_DIRECTIVE_
Report each line of the records below that contains the string "Show".

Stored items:
(begin)
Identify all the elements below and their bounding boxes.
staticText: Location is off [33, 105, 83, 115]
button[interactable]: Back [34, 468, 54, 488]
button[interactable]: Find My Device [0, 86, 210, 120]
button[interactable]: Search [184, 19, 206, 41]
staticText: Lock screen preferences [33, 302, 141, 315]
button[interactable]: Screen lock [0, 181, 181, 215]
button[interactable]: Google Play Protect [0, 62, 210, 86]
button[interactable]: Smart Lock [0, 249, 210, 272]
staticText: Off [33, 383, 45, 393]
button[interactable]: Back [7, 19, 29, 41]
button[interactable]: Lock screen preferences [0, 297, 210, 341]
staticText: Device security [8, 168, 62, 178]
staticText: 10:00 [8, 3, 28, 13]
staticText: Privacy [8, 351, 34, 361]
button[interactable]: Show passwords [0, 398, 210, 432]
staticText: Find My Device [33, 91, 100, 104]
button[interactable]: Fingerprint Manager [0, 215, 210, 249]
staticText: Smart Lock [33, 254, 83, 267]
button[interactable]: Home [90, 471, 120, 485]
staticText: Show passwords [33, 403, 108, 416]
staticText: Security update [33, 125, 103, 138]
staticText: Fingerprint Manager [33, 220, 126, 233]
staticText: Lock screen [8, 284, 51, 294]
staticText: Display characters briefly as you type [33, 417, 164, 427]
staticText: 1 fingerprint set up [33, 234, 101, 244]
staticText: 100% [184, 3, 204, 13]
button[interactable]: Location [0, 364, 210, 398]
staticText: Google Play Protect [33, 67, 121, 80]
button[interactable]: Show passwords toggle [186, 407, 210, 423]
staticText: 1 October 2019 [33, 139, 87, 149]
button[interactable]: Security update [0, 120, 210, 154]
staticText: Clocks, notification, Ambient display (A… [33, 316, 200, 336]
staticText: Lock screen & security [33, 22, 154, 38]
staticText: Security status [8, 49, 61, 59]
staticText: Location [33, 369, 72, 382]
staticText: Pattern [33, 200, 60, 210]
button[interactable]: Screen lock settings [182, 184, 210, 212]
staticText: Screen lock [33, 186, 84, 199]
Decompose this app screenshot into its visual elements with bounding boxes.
(end)
(begin)
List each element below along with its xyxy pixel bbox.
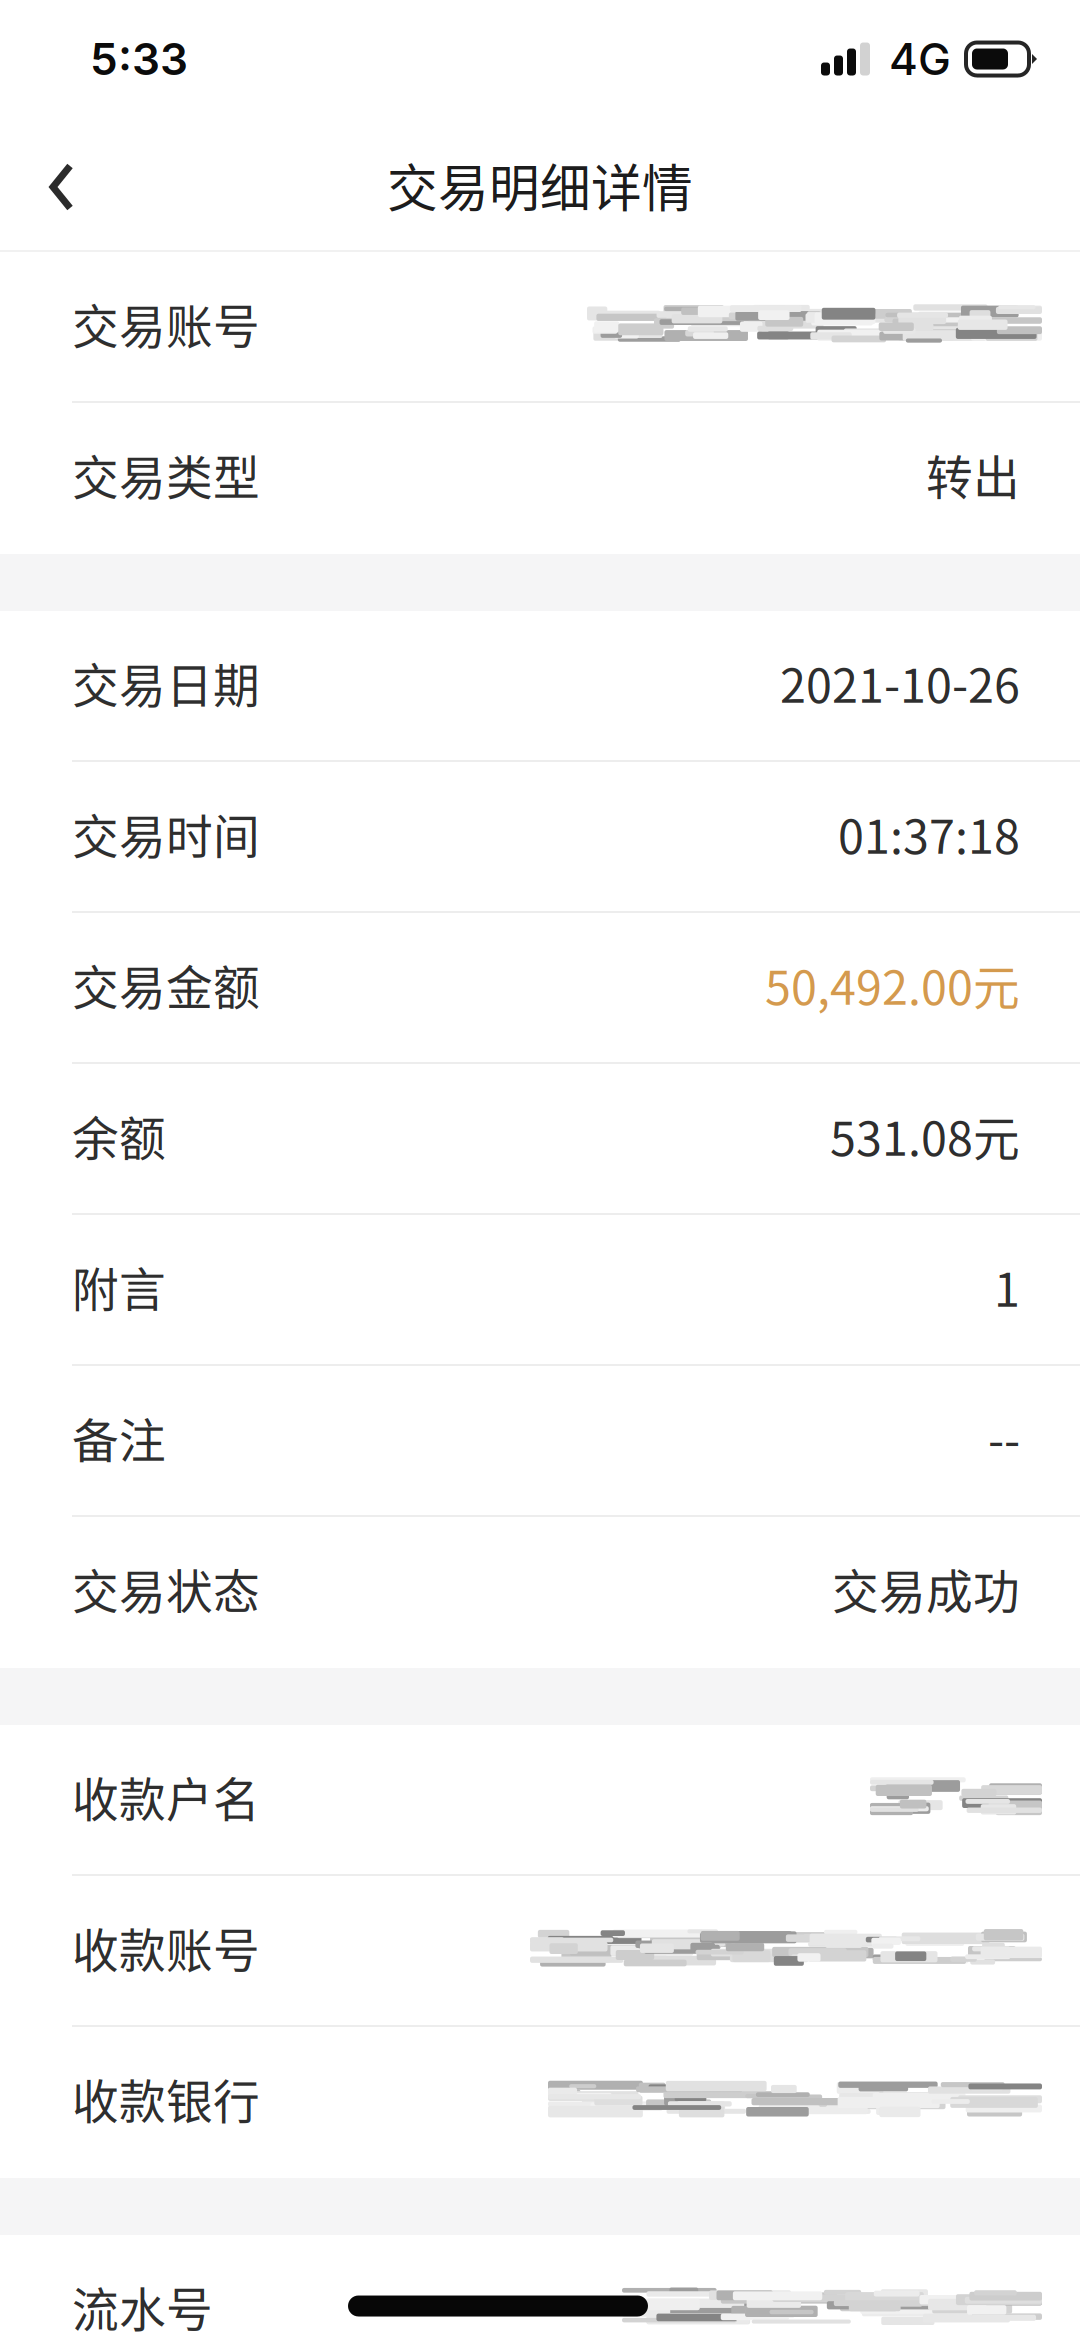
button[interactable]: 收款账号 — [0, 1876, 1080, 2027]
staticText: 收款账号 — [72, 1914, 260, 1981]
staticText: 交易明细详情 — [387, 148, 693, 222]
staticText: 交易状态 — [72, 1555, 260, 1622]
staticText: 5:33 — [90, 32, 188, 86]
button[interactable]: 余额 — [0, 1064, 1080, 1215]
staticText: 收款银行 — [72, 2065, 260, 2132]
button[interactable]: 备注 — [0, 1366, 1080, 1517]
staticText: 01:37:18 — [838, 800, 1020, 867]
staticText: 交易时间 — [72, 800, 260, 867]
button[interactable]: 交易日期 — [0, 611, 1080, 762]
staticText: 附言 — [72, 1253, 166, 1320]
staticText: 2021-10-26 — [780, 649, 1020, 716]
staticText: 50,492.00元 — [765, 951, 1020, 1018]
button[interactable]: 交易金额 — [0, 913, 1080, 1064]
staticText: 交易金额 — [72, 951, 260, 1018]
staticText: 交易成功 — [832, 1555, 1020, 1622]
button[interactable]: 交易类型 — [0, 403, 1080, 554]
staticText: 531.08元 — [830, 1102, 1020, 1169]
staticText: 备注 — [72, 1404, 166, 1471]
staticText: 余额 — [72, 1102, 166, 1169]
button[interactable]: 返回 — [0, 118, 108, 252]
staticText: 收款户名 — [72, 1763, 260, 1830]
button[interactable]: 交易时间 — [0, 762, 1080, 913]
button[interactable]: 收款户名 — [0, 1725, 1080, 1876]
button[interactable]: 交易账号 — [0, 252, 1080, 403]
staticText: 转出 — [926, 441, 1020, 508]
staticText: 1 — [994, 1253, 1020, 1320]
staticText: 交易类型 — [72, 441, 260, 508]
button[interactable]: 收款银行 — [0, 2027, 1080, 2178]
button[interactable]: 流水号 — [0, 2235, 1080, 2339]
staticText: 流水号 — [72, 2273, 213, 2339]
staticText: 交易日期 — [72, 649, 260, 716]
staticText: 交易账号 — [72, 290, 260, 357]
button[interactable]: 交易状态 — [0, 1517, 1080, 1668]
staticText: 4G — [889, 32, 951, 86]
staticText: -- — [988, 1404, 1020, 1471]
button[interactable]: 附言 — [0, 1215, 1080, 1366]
(end)
_OUTPUT OF THE TASK_
button[interactable]: Show passwords [0, 398, 210, 432]
staticText: Show passwords [33, 403, 108, 416]
button[interactable]: Show passwords toggle [186, 407, 210, 423]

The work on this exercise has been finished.